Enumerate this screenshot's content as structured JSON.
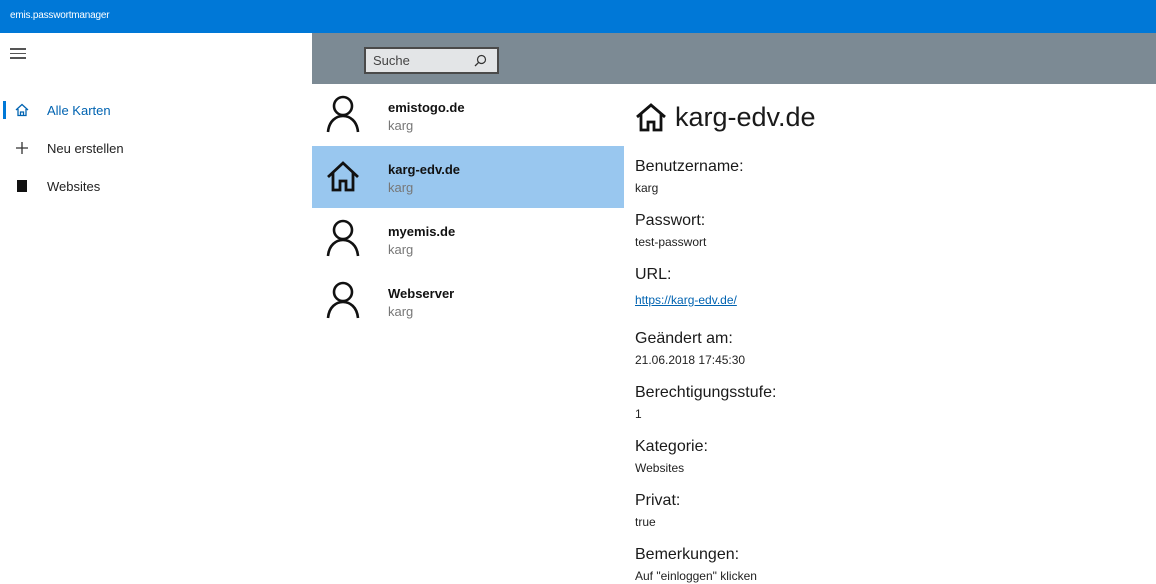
{
  "app": {
    "title": "emis.passwortmanager"
  },
  "nav": {
    "items": [
      {
        "label": "Alle Karten",
        "icon": "home-icon",
        "active": true
      },
      {
        "label": "Neu erstellen",
        "icon": "plus-icon",
        "active": false
      },
      {
        "label": "Websites",
        "icon": "book-icon",
        "active": false
      }
    ]
  },
  "search": {
    "placeholder": "Suche"
  },
  "cards": [
    {
      "title": "emistogo.de",
      "user": "karg",
      "icon": "person-icon"
    },
    {
      "title": "karg-edv.de",
      "user": "karg",
      "icon": "home-icon",
      "selected": true
    },
    {
      "title": "myemis.de",
      "user": "karg",
      "icon": "person-icon"
    },
    {
      "title": "Webserver",
      "user": "karg",
      "icon": "person-icon"
    }
  ],
  "detail": {
    "title": "karg-edv.de",
    "fields": [
      {
        "label": "Benutzername:",
        "value": "karg"
      },
      {
        "label": "Passwort:",
        "value": "test-passwort"
      },
      {
        "label": "URL:",
        "value": "https://karg-edv.de/"
      },
      {
        "label": "Geändert am:",
        "value": "21.06.2018 17:45:30"
      },
      {
        "label": "Berechtigungsstufe:",
        "value": "1"
      },
      {
        "label": "Kategorie:",
        "value": "Websites"
      },
      {
        "label": "Privat:",
        "value": "true"
      },
      {
        "label": "Bemerkungen:",
        "value": "Auf \"einloggen\" klicken"
      }
    ]
  },
  "colors": {
    "accent": "#0078d7",
    "selection": "#99c7ef",
    "topbar": "#7c8a94"
  }
}
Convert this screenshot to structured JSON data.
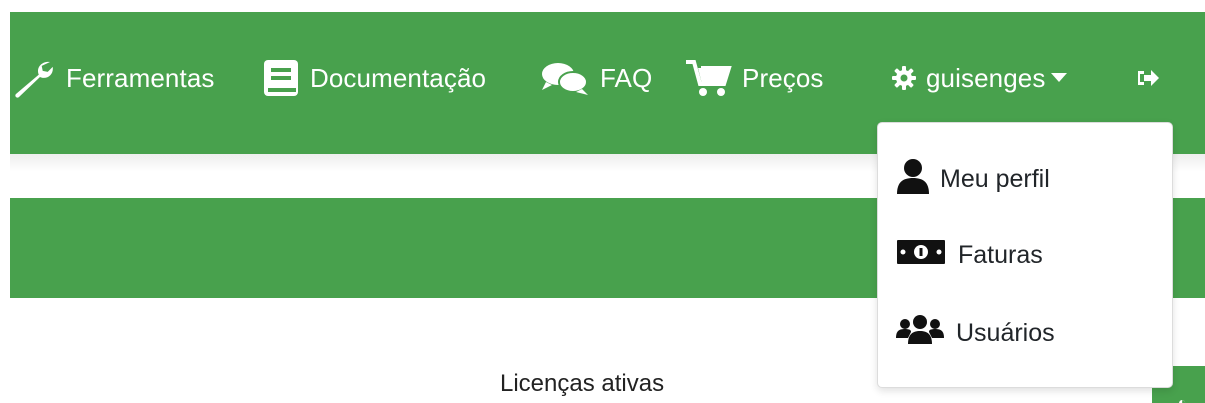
{
  "navbar": {
    "items": [
      {
        "label": "Ferramentas",
        "icon": "wrench-icon"
      },
      {
        "label": "Documentação",
        "icon": "book-icon"
      },
      {
        "label": "FAQ",
        "icon": "comments-icon"
      },
      {
        "label": "Preços",
        "icon": "cart-icon"
      }
    ],
    "user": {
      "label": "guisenges",
      "icon": "gear-icon",
      "caret": "caret-down-icon"
    },
    "logout_icon": "sign-out-icon",
    "color": "#48a14d"
  },
  "dropdown": {
    "items": [
      {
        "label": "Meu perfil",
        "icon": "user-icon"
      },
      {
        "label": "Faturas",
        "icon": "money-bill-icon"
      },
      {
        "label": "Usuários",
        "icon": "users-icon"
      }
    ]
  },
  "main": {
    "section_title": "Licenças ativas"
  }
}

> _WHAT THE EXERCISE ASKS_
Using the data above, say how many lines include "true". No other reply is needed.

> _WRITTEN RESPONSE_
3